== WRITTEN REQUEST ==
Present the following entries again, word for word and in full.

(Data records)
===

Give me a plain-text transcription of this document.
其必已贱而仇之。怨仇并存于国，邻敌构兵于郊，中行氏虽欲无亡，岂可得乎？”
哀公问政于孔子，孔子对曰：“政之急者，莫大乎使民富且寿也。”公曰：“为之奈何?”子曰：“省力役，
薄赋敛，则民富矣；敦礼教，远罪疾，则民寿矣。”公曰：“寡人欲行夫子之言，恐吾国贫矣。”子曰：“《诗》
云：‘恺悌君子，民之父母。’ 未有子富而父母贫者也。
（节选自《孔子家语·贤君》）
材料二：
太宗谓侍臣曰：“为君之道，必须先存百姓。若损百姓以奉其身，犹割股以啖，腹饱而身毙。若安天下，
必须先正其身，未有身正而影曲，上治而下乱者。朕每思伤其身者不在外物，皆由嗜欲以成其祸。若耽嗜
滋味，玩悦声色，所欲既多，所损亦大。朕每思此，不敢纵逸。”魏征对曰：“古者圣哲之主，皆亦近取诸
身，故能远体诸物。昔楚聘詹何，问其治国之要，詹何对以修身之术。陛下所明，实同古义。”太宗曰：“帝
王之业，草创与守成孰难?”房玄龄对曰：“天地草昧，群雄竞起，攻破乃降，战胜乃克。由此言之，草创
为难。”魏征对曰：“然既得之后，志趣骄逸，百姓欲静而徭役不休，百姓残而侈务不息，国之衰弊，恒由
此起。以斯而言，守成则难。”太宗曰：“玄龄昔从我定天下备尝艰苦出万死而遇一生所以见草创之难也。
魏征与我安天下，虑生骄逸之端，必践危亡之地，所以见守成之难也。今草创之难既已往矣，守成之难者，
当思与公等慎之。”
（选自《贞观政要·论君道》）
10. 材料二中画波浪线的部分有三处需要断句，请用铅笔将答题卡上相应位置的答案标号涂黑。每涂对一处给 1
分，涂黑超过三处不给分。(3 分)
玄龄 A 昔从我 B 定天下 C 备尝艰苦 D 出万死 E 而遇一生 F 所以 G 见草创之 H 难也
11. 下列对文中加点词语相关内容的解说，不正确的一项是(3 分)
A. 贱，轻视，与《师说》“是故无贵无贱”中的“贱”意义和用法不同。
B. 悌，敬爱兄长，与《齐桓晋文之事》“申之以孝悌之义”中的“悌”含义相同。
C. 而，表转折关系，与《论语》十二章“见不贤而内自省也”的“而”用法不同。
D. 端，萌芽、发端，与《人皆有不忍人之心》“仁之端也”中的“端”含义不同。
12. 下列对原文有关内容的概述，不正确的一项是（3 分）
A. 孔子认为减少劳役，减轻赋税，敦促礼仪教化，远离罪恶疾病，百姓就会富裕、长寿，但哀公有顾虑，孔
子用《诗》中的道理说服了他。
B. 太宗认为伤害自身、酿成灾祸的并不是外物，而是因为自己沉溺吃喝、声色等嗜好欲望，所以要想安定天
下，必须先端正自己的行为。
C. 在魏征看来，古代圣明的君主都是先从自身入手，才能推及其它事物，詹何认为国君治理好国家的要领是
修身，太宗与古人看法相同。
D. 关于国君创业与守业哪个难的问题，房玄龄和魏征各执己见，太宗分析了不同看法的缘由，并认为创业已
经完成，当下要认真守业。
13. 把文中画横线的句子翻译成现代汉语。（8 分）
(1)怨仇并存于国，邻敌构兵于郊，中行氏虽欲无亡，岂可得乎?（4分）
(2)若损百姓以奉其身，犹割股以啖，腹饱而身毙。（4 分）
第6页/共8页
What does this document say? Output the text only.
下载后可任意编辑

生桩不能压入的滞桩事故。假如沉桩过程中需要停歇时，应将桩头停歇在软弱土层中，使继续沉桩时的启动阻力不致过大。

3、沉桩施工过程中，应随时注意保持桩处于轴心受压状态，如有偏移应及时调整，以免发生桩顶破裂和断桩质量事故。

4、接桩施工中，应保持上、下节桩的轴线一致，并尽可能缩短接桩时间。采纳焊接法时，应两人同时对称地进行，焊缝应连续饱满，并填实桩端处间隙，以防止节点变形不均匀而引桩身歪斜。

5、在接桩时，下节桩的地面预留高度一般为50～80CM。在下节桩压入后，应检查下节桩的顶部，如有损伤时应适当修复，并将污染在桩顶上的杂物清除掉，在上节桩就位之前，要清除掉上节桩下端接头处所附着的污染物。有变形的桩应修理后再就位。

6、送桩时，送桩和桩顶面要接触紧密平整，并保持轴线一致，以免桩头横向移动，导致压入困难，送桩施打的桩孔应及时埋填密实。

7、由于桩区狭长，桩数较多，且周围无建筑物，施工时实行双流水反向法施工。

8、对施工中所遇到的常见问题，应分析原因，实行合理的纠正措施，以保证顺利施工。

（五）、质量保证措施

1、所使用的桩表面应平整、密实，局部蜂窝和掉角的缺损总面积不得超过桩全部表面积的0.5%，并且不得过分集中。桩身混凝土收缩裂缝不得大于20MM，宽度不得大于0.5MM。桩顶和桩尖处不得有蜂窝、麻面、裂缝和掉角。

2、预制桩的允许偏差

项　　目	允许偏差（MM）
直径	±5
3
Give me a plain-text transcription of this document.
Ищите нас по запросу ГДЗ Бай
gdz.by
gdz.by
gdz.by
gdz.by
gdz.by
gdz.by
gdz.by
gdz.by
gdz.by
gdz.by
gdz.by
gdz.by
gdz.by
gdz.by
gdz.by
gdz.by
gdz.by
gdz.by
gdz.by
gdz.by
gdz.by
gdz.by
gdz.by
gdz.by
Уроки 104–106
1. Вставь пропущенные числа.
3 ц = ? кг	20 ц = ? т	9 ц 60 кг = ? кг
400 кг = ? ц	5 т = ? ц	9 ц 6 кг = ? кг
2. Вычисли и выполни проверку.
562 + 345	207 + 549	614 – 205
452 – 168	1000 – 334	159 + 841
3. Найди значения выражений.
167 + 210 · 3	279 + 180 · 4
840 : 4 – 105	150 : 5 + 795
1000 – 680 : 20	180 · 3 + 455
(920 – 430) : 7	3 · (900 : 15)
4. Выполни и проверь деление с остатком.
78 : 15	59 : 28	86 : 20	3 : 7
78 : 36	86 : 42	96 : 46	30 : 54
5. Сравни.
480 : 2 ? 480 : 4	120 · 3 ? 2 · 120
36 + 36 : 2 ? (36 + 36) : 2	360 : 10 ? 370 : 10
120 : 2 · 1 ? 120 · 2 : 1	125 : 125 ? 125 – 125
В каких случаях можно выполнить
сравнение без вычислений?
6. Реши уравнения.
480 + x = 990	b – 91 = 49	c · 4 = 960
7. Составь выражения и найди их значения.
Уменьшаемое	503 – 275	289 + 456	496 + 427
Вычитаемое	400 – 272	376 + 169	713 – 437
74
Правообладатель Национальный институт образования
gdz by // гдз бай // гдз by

===

== TASK RESULT ==
Give me a plain-text transcription of this document.
其必已贱而仇之。怨仇并存于国，邻敌构兵于郊，中行氏虽欲无亡，岂可得乎？”
哀公问政于孔子，孔子对曰：“政之急者，莫大乎使民富且寿也。”公曰：“为之奈何?”子曰：“省力役，
薄赋敛，则民富矣；敦礼教，远罪疾，则民寿矣。”公曰：“寡人欲行夫子之言，恐吾国贫矣。”子曰：“《诗》
云：‘恺悌君子，民之父母。’ 未有子富而父母贫者也。
（节选自《孔子家语·贤君》）
材料二：
太宗谓侍臣曰：“为君之道，必须先存百姓。若损百姓以奉其身，犹割股以啖，腹饱而身毙。若安天下，
必须先正其身，未有身正而影曲，上治而下乱者。朕每思伤其身者不在外物，皆由嗜欲以成其祸。若耽嗜
滋味，玩悦声色，所欲既多，所损亦大。朕每思此，不敢纵逸。”魏征对曰：“古者圣哲之主，皆亦近取诸
身，故能远体诸物。昔楚聘詹何，问其治国之要，詹何对以修身之术。陛下所明，实同古义。”太宗曰：“帝
王之业，草创与守成孰难?”房玄龄对曰：“天地草昧，群雄竞起，攻破乃降，战胜乃克。由此言之，草创
为难。”魏征对曰：“然既得之后，志趣骄逸，百姓欲静而徭役不休，百姓残而侈务不息，国之衰弊，恒由
此起。以斯而言，守成则难。”太宗曰：“玄龄昔从我定天下备尝艰苦出万死而遇一生所以见草创之难也。
魏征与我安天下，虑生骄逸之端，必践危亡之地，所以见守成之难也。今草创之难既已往矣，守成之难者，
当思与公等慎之。”
（选自《贞观政要·论君道》）
10. 材料二中画波浪线的部分有三处需要断句，请用铅笔将答题卡上相应位置的答案标号涂黑。每涂对一处给 1
分，涂黑超过三处不给分。(3 分)
玄龄 A 昔从我 B 定天下 C 备尝艰苦 D 出万死 E 而遇一生 F 所以 G 见草创之 H 难也
11. 下列对文中加点词语相关内容的解说，不正确的一项是(3 分)
A. 贱，轻视，与《师说》“是故无贵无贱”中的“贱”意义和用法不同。
B. 悌，敬爱兄长，与《齐桓晋文之事》“申之以孝悌之义”中的“悌”含义相同。
C. 而，表转折关系，与《论语》十二章“见不贤而内自省也”的“而”用法不同。
D. 端，萌芽、发端，与《人皆有不忍人之心》“仁之端也”中的“端”含义不同。
12. 下列对原文有关内容的概述，不正确的一项是（3 分）
A. 孔子认为减少劳役，减轻赋税，敦促礼仪教化，远离罪恶疾病，百姓就会富裕、长寿，但哀公有顾虑，孔
子用《诗》中的道理说服了他。
B. 太宗认为伤害自身、酿成灾祸的并不是外物，而是因为自己沉溺吃喝、声色等嗜好欲望，所以要想安定天
下，必须先端正自己的行为。
C. 在魏征看来，古代圣明的君主都是先从自身入手，才能推及其它事物，詹何认为国君治理好国家的要领是
修身，太宗与古人看法相同。
D. 关于国君创业与守业哪个难的问题，房玄龄和魏征各执己见，太宗分析了不同看法的缘由，并认为创业已
经完成，当下要认真守业。
13. 把文中画横线的句子翻译成现代汉语。（8 分）
(1)怨仇并存于国，邻敌构兵于郊，中行氏虽欲无亡，岂可得乎?（4分）
(2)若损百姓以奉其身，犹割股以啖，腹饱而身毙。（4 分）
第6页/共8页
What does this document say? Output the text only.
下载后可任意编辑

生桩不能压入的滞桩事故。假如沉桩过程中需要停歇时，应将桩头停歇在软弱土层中，使继续沉桩时的启动阻力不致过大。

3、沉桩施工过程中，应随时注意保持桩处于轴心受压状态，如有偏移应及时调整，以免发生桩顶破裂和断桩质量事故。

4、接桩施工中，应保持上、下节桩的轴线一致，并尽可能缩短接桩时间。采纳焊接法时，应两人同时对称地进行，焊缝应连续饱满，并填实桩端处间隙，以防止节点变形不均匀而引桩身歪斜。

5、在接桩时，下节桩的地面预留高度一般为50～80CM。在下节桩压入后，应检查下节桩的顶部，如有损伤时应适当修复，并将污染在桩顶上的杂物清除掉，在上节桩就位之前，要清除掉上节桩下端接头处所附着的污染物。有变形的桩应修理后再就位。

6、送桩时，送桩和桩顶面要接触紧密平整，并保持轴线一致，以免桩头横向移动，导致压入困难，送桩施打的桩孔应及时埋填密实。

7、由于桩区狭长，桩数较多，且周围无建筑物，施工时实行双流水反向法施工。

8、对施工中所遇到的常见问题，应分析原因，实行合理的纠正措施，以保证顺利施工。

（五）、质量保证措施

1、所使用的桩表面应平整、密实，局部蜂窝和掉角的缺损总面积不得超过桩全部表面积的0.5%，并且不得过分集中。桩身混凝土收缩裂缝不得大于20MM，宽度不得大于0.5MM。桩顶和桩尖处不得有蜂窝、麻面、裂缝和掉角。

2、预制桩的允许偏差

项　　目	允许偏差（MM）
直径	±5
3
Give me a plain-text transcription of this document.
Ищите нас по запросу ГДЗ Бай
gdz.by
gdz.by
gdz.by
gdz.by
gdz.by
gdz.by
gdz.by
gdz.by
gdz.by
gdz.by
gdz.by
gdz.by
gdz.by
gdz.by
gdz.by
gdz.by
gdz.by
gdz.by
gdz.by
gdz.by
gdz.by
gdz.by
gdz.by
gdz.by
Уроки 104–106
1. Вставь пропущенные числа.
3 ц = ? кг	20 ц = ? т	9 ц 60 кг = ? кг
400 кг = ? ц	5 т = ? ц	9 ц 6 кг = ? кг
2. Вычисли и выполни проверку.
562 + 345	207 + 549	614 – 205
452 – 168	1000 – 334	159 + 841
3. Найди значения выражений.
167 + 210 · 3	279 + 180 · 4
840 : 4 – 105	150 : 5 + 795
1000 – 680 : 20	180 · 3 + 455
(920 – 430) : 7	3 · (900 : 15)
4. Выполни и проверь деление с остатком.
78 : 15	59 : 28	86 : 20	3 : 7
78 : 36	86 : 42	96 : 46	30 : 54
5. Сравни.
480 : 2 ? 480 : 4	120 · 3 ? 2 · 120
36 + 36 : 2 ? (36 + 36) : 2	360 : 10 ? 370 : 10
120 : 2 · 1 ? 120 · 2 : 1	125 : 125 ? 125 – 125
В каких случаях можно выполнить
сравнение без вычислений?
6. Реши уравнения.
480 + x = 990	b – 91 = 49	c · 4 = 960
7. Составь выражения и найди их значения.
Уменьшаемое	503 – 275	289 + 456	496 + 427
Вычитаемое	400 – 272	376 + 169	713 – 437
74
Правообладатель Национальный институт образования
gdz by // гдз бай // гдз by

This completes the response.